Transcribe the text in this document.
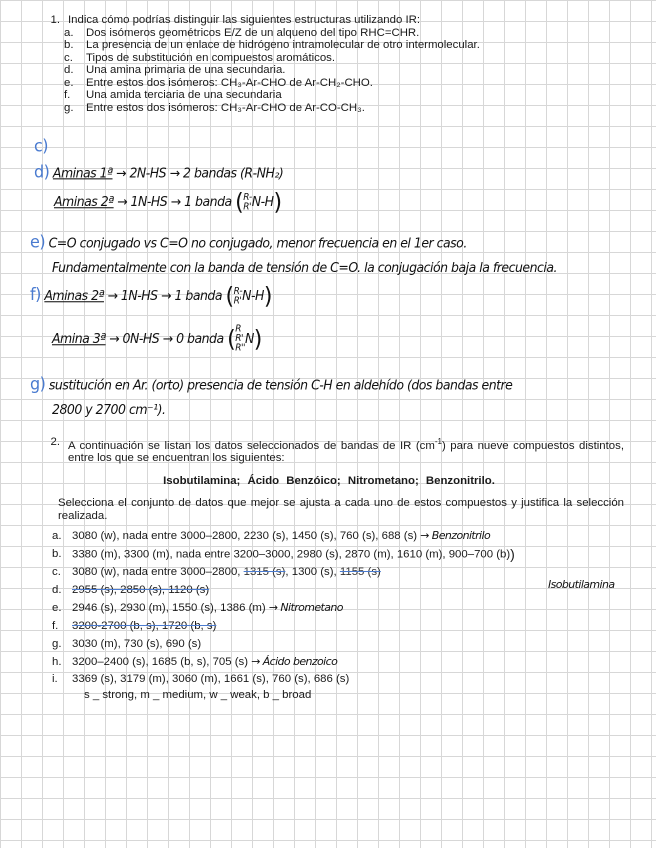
1. Indica cómo podrías distinguir las siguientes estructuras utilizando IR:
a.	Dos isómeros geométricos E/Z de un alqueno del tipo RHC=CHR.
b.	La presencia de un enlace de hidrógeno intramolecular de otro intermolecular.
c.	Tipos de substitución en compuestos aromáticos.
d.	Una amina primaria de una secundaria.
e.	Entre estos dos isómeros: CH₃-Ar-CHO de Ar-CH₂-CHO.
f.	Una amida terciaria de una secundaria
g.	Entre estos dos isómeros: CH₃-Ar-CHO de Ar-CO-CH₃.
c)
d) Aminas 1ª → 2N-HS → 2 bandas (R-NH₂)
Aminas 2ª → 1N-HS → 1 banda ( R-
R' N-H)
e) C=O conjugado vs C=O no conjugado, menor frecuencia en el 1er caso.
Fundamentalmente con la banda de tensión de C=O. la conjugación baja la frecuencia.
f) Aminas 2ª → 1N-HS → 1 banda ( R-
R' N-H)
Amina 3ª → 0N-HS → 0 banda ( R
R'
R''
N)
g) sustitución en Ar. (orto) presencia de tensión C-H en aldehído (dos bandas entre
2800 y 2700 cm⁻¹).
2. A continuación se listan los datos seleccionados de bandas de IR $(cm^{-1})$ para nueve compuestos distintos, entre los que se encuentran los siguientes:

Isobutilamina; Ácido Benzóico; Nitrometano; Benzonitrilo.

Selecciona el conjunto de datos que mejor se ajusta a cada uno de estos compuestos y justifica la selección realizada.

a. 3080 (w), nada entre 3000–2800, 2230 (s), 1450 (s), 760 (s), 688 (s) → Benzonitrilo
b. 3380 (m), 3300 (m), nada entre 3200–3000, 2980 (s), 2870 (m), 1610 (m), 900–700 (b))
c. 3080 (w), nada entre 3000–2800, 1315 (s), 1300 (s), 1155 (s)
Isobutilamina
d. 2955 (s), 2850 (s), 1120 (s)
e. 2946 (s), 2930 (m), 1550 (s), 1386 (m) → Nitrometano
f. 3200-2700 (b, s), 1720 (b, s)
g. 3030 (m), 730 (s), 690 (s)
h. 3200–2400 (s), 1685 (b, s), 705 (s) → Ácido benzoico
i. 3369 (s), 3179 (m), 3060 (m), 1661 (s), 760 (s), 686 (s)
s _ strong, m _ medium, w _ weak, b _ broad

Task details: Find the lines containing "isómeros" and pull them out.

Final answer:
a.	Dos isómeros geométricos E/Z de un alqueno del tipo RHC=CHR.
e.	Entre estos dos isómeros: CH₃-Ar-CHO de Ar-CH₂-CHO.
g.	Entre estos dos isómeros: CH₃-Ar-CHO de Ar-CO-CH₃.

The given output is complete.